#### SHORT EXERCISE
Where a line contains the string "TradingView", copy that line.

[Records excerpted from a collection]
◆ ◆ ◆ ◆ ◆ ◆ ◆

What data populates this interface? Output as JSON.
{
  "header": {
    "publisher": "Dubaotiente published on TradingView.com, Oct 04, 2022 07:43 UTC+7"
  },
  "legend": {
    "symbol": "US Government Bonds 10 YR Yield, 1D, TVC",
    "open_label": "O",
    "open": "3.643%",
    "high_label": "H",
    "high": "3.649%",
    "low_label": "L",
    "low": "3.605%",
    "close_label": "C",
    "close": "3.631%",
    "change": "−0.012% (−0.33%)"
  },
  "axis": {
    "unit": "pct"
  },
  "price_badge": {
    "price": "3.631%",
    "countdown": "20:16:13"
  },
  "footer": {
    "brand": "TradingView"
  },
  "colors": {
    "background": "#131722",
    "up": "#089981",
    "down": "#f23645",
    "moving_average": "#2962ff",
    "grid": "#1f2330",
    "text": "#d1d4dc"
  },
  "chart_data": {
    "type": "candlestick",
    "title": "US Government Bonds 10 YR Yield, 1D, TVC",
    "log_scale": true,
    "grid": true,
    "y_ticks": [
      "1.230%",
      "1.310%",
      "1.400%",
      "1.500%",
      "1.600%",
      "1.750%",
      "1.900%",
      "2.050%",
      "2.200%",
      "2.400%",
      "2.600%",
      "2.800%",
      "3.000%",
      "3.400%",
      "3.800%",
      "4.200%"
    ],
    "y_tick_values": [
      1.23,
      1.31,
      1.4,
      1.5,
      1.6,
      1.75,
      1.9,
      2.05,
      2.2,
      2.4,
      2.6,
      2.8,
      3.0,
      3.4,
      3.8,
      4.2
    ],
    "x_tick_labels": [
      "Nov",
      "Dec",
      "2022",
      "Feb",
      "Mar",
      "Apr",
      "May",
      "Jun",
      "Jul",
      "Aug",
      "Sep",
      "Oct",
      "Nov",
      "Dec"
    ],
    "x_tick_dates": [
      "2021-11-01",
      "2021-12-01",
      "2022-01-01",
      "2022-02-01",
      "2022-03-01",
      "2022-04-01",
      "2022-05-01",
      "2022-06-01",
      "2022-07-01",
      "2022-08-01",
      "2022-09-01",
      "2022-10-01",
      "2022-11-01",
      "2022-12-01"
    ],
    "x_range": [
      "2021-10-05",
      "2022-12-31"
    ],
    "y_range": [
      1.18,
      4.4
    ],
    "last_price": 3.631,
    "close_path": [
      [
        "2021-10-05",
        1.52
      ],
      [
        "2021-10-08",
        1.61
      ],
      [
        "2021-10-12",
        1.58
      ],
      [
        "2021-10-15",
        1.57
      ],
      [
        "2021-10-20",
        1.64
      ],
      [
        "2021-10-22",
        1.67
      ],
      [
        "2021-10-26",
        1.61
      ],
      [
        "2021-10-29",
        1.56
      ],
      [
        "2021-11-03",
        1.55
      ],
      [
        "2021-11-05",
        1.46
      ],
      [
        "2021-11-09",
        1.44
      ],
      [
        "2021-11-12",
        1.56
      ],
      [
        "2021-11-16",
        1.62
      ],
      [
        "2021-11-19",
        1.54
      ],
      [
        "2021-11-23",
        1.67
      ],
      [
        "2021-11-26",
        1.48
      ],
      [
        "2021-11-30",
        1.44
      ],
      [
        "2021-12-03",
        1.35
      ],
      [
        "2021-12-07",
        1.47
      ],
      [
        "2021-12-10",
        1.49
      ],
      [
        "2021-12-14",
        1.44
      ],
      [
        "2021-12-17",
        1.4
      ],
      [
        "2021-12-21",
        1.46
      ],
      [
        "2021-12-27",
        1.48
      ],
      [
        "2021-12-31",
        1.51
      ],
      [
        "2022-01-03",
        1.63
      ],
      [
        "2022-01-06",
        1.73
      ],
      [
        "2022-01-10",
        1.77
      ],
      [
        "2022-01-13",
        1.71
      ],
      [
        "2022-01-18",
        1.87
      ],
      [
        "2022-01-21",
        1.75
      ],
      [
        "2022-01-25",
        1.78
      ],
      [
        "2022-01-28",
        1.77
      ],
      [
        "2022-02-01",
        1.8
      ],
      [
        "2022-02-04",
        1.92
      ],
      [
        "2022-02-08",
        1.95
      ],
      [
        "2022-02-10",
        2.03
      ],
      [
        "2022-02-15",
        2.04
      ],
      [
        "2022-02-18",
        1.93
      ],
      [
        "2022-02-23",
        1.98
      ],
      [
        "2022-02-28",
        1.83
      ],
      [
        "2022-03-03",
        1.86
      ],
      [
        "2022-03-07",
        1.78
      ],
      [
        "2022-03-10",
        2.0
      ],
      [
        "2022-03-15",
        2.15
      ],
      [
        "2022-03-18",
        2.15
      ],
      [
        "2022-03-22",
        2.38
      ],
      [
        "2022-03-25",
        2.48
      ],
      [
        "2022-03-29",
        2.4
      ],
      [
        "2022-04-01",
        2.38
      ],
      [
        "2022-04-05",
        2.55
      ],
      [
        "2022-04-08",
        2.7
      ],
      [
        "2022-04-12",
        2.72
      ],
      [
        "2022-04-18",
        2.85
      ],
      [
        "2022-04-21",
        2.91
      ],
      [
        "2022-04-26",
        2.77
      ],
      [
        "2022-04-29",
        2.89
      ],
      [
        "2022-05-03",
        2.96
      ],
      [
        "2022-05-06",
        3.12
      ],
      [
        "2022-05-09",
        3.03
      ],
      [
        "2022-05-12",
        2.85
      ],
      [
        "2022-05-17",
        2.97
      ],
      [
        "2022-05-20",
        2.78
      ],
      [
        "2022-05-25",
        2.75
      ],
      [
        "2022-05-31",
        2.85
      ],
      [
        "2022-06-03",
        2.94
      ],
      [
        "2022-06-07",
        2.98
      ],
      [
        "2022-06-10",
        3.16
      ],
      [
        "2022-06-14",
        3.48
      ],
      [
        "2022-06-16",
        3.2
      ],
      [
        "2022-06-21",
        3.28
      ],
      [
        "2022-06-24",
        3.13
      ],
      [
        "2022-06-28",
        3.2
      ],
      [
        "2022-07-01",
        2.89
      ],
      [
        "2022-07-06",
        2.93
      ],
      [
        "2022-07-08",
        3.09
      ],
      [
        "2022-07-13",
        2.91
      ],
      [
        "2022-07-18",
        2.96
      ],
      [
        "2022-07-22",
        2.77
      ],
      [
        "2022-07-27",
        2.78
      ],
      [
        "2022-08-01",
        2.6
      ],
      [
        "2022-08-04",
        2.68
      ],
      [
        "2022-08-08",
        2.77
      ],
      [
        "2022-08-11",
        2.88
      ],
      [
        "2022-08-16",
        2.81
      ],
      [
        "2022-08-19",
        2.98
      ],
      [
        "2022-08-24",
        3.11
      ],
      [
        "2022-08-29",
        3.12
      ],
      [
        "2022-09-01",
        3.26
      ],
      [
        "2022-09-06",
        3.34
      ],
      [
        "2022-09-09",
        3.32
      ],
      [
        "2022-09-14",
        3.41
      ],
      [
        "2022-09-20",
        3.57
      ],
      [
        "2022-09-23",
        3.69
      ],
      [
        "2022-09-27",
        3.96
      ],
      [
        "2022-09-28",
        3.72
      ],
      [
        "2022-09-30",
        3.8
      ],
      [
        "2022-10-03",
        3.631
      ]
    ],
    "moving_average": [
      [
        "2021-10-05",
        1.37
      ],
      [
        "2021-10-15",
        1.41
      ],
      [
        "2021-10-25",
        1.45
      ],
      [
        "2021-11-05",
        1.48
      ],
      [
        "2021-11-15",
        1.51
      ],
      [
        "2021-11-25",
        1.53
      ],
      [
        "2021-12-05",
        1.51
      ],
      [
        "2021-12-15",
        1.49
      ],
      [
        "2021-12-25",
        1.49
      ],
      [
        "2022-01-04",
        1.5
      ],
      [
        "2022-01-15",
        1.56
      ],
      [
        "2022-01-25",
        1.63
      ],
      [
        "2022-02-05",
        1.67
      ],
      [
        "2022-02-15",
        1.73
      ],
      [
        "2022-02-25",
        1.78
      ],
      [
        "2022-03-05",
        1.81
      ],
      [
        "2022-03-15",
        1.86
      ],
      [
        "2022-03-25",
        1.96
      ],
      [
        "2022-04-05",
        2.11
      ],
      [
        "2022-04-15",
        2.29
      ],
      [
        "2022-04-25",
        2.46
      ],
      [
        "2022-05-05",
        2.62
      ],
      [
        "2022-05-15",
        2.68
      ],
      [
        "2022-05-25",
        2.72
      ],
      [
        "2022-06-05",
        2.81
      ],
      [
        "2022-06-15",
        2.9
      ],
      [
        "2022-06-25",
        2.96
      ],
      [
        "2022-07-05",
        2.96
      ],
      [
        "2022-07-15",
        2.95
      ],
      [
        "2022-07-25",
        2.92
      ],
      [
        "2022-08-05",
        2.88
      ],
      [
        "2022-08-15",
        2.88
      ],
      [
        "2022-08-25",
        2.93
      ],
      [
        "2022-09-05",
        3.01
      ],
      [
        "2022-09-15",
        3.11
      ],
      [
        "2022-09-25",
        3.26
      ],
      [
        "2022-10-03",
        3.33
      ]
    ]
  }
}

◆ ◆ ◆ ◆ ◆ ◆ ◆

#### SOLUTION FOR THIS TASK
    "publisher": "Dubaotiente published on TradingView.com, Oct 04, 2022 07:43 UTC+7"
    "brand": "TradingView"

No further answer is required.